■ Supplied records ■

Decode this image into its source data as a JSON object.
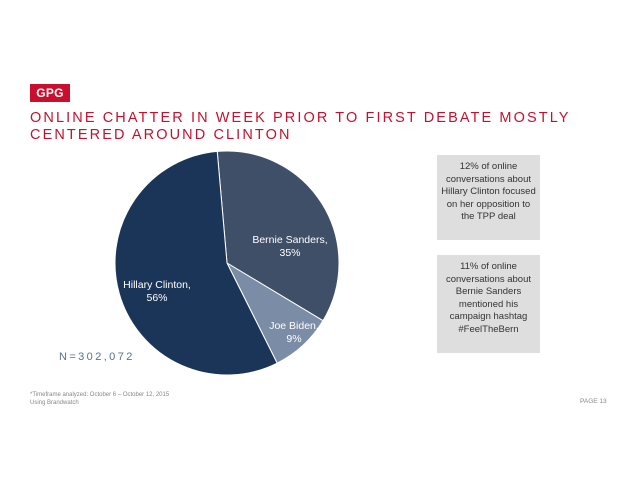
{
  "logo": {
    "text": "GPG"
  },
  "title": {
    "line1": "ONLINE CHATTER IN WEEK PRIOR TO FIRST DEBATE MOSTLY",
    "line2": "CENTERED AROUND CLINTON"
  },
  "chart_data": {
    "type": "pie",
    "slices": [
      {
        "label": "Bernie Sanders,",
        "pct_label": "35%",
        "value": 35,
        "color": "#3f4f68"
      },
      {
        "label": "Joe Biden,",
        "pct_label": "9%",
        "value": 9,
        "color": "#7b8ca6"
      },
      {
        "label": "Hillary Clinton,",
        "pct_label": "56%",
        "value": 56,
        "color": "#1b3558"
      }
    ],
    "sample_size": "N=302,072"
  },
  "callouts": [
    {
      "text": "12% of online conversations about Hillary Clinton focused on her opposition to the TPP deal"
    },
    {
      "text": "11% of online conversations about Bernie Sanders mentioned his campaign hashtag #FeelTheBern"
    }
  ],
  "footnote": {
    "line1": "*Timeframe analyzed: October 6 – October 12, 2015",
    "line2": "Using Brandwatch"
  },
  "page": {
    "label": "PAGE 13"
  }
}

■ What is needed ■
Reproduce the material above in full and without alteration, but skip all pictures.

■ Answer for the task ■
Decode this image into its source data as a JSON object.
{
  "logo": {
    "text": "GPG"
  },
  "title": {
    "line1": "ONLINE CHATTER IN WEEK PRIOR TO FIRST DEBATE MOSTLY",
    "line2": "CENTERED AROUND CLINTON"
  },
  "chart_data": {
    "type": "pie",
    "slices": [
      {
        "label": "Bernie Sanders,",
        "pct_label": "35%",
        "value": 35,
        "color": "#3f4f68"
      },
      {
        "label": "Joe Biden,",
        "pct_label": "9%",
        "value": 9,
        "color": "#7b8ca6"
      },
      {
        "label": "Hillary Clinton,",
        "pct_label": "56%",
        "value": 56,
        "color": "#1b3558"
      }
    ],
    "sample_size": "N=302,072"
  },
  "callouts": [
    {
      "text": "12% of online conversations about Hillary Clinton focused on her opposition to the TPP deal"
    },
    {
      "text": "11% of online conversations about Bernie Sanders mentioned his campaign hashtag #FeelTheBern"
    }
  ],
  "footnote": {
    "line1": "*Timeframe analyzed: October 6 – October 12, 2015",
    "line2": "Using Brandwatch"
  },
  "page": {
    "label": "PAGE 13"
  }
}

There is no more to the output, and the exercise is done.